Records from a dataset
# # # # # # #

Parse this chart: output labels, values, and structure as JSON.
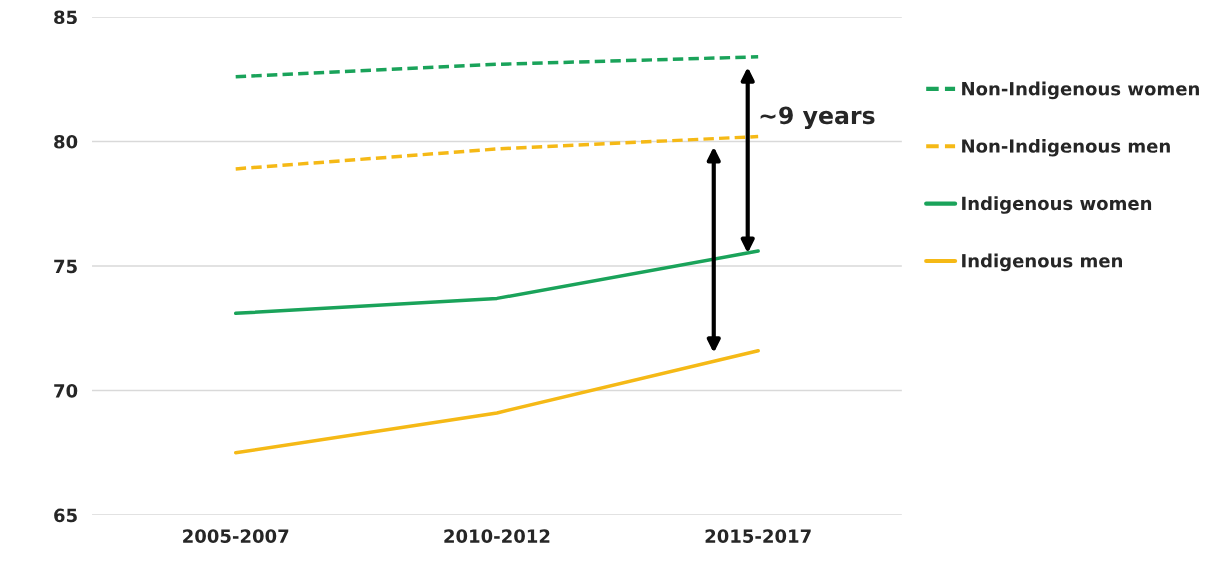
{
  "chart_data": {
    "type": "line",
    "categories": [
      "2005-2007",
      "2010-2012",
      "2015-2017"
    ],
    "series": [
      {
        "name": "Non-Indigenous women",
        "color": "#1aa35a",
        "line_style": "dashed",
        "values": [
          82.6,
          83.1,
          83.4
        ]
      },
      {
        "name": "Non-Indigenous men",
        "color": "#f5b916",
        "line_style": "dashed",
        "values": [
          78.9,
          79.7,
          80.2
        ]
      },
      {
        "name": "Indigenous women",
        "color": "#1aa35a",
        "line_style": "solid",
        "values": [
          73.1,
          73.7,
          75.6
        ]
      },
      {
        "name": "Indigenous men",
        "color": "#f5b916",
        "line_style": "solid",
        "values": [
          67.5,
          69.1,
          71.6
        ]
      }
    ],
    "ylim": [
      65,
      85
    ],
    "yticks": [
      65,
      70,
      75,
      80,
      85
    ],
    "grid": "y",
    "legend": "right",
    "marker": "none",
    "annotations": [
      "~9 years"
    ]
  }
}
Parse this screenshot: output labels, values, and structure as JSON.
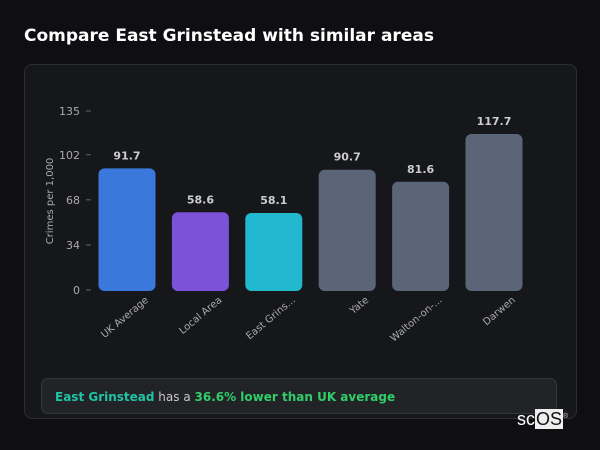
{
  "title": "Compare East Grinstead with similar areas",
  "chart_data": {
    "type": "bar",
    "ylabel": "Crimes per 1,000",
    "ylim": [
      0,
      135
    ],
    "yticks": [
      0,
      34,
      68,
      102,
      135
    ],
    "categories": [
      "UK Average",
      "Local Area",
      "East Grins...",
      "Yate",
      "Walton-on-...",
      "Darwen"
    ],
    "values": [
      91.7,
      58.6,
      58.1,
      90.7,
      81.6,
      117.7
    ],
    "colors": [
      "#3a78dc",
      "#7b52d8",
      "#22b8d0",
      "#5a6577",
      "#5a6577",
      "#5a6577"
    ],
    "grid": false
  },
  "summary": {
    "place": "East Grinstead",
    "middle": " has a ",
    "comparison": "36.6% lower than UK average"
  },
  "logo": {
    "text_a": "sc",
    "text_b": "OS",
    "mark": "®"
  }
}
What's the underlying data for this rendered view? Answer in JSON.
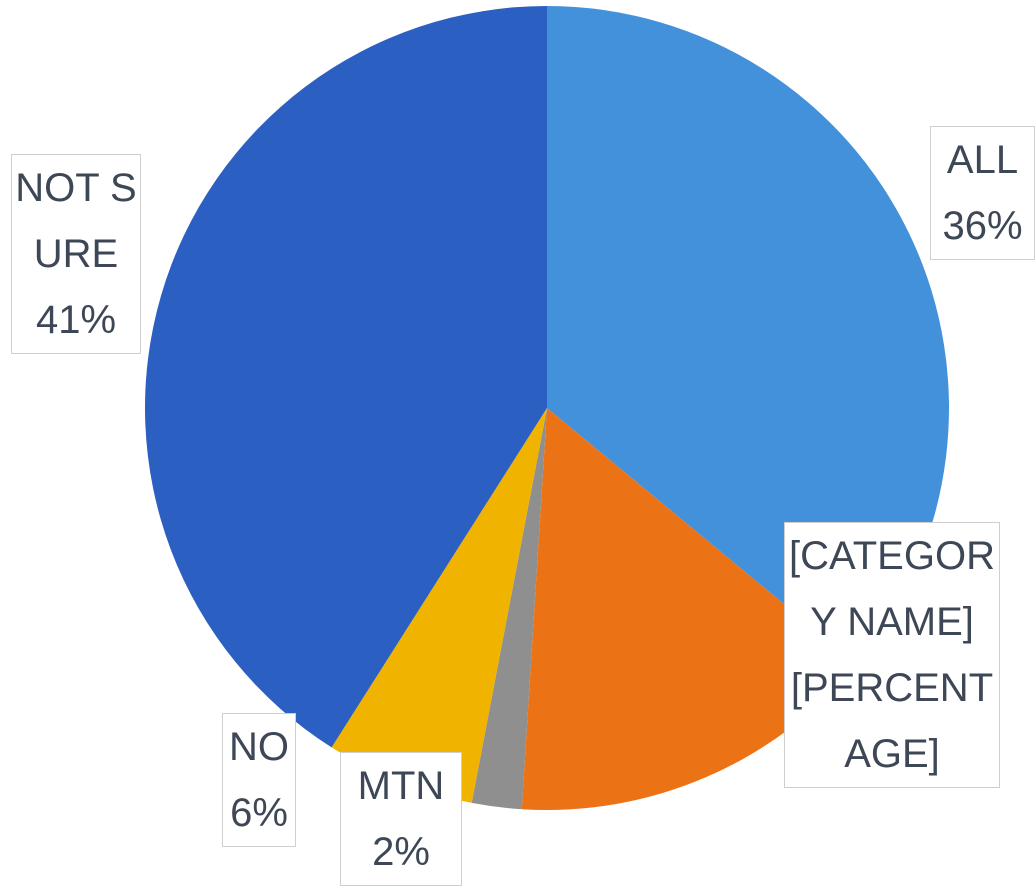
{
  "chart_data": {
    "type": "pie",
    "categories": [
      "ALL",
      "[CATEGORY NAME]",
      "MTN",
      "NO",
      "NOT SURE"
    ],
    "values": [
      36,
      15,
      2,
      6,
      41
    ],
    "value_labels": [
      "36%",
      "[PERCENTAGE]",
      "2%",
      "6%",
      "41%"
    ],
    "colors": [
      "#4491db",
      "#ec7216",
      "#8f8f8f",
      "#f0b400",
      "#2c5fc2"
    ]
  }
}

# # # # # # #

### WRITTEN EXERCISE
Omit every picture, then repeat the remaining data exactly as it appears above.

### EXPECTED OUTPUT
Parse this chart: output labels, values, and structure as JSON.
{
  "chart_data": {
    "type": "line",
    "categories": [
      "2005-2007",
      "2010-2012",
      "2015-2017"
    ],
    "series": [
      {
        "name": "Non-Indigenous women",
        "color": "#1aa35a",
        "line_style": "dashed",
        "values": [
          82.6,
          83.1,
          83.4
        ]
      },
      {
        "name": "Non-Indigenous men",
        "color": "#f5b916",
        "line_style": "dashed",
        "values": [
          78.9,
          79.7,
          80.2
        ]
      },
      {
        "name": "Indigenous women",
        "color": "#1aa35a",
        "line_style": "solid",
        "values": [
          73.1,
          73.7,
          75.6
        ]
      },
      {
        "name": "Indigenous men",
        "color": "#f5b916",
        "line_style": "solid",
        "values": [
          67.5,
          69.1,
          71.6
        ]
      }
    ],
    "ylim": [
      65,
      85
    ],
    "yticks": [
      65,
      70,
      75,
      80,
      85
    ],
    "grid": "y",
    "legend": "right",
    "marker": "none",
    "annotations": [
      "~9 years"
    ]
  }
}
Parse this screenshot: output labels, values, and structure as JSON.
{
  "title": "Compare East Grinstead with similar areas",
  "chart_data": {
    "type": "bar",
    "ylabel": "Crimes per 1,000",
    "ylim": [
      0,
      135
    ],
    "yticks": [
      0,
      34,
      68,
      102,
      135
    ],
    "categories": [
      "UK Average",
      "Local Area",
      "East Grins...",
      "Yate",
      "Walton-on-...",
      "Darwen"
    ],
    "values": [
      91.7,
      58.6,
      58.1,
      90.7,
      81.6,
      117.7
    ],
    "colors": [
      "#3a78dc",
      "#7b52d8",
      "#22b8d0",
      "#5a6577",
      "#5a6577",
      "#5a6577"
    ],
    "grid": false
  },
  "summary": {
    "place": "East Grinstead",
    "middle": " has a ",
    "comparison": "36.6% lower than UK average"
  },
  "logo": {
    "text_a": "sc",
    "text_b": "OS",
    "mark": "®"
  }
}
What's the underlying data for this rendered view? Answer in JSON.
{
  "chart_data": {
    "type": "pie",
    "categories": [
      "ALL",
      "[CATEGORY NAME]",
      "MTN",
      "NO",
      "NOT SURE"
    ],
    "values": [
      36,
      15,
      2,
      6,
      41
    ],
    "value_labels": [
      "36%",
      "[PERCENTAGE]",
      "2%",
      "6%",
      "41%"
    ],
    "colors": [
      "#4491db",
      "#ec7216",
      "#8f8f8f",
      "#f0b400",
      "#2c5fc2"
    ]
  }
}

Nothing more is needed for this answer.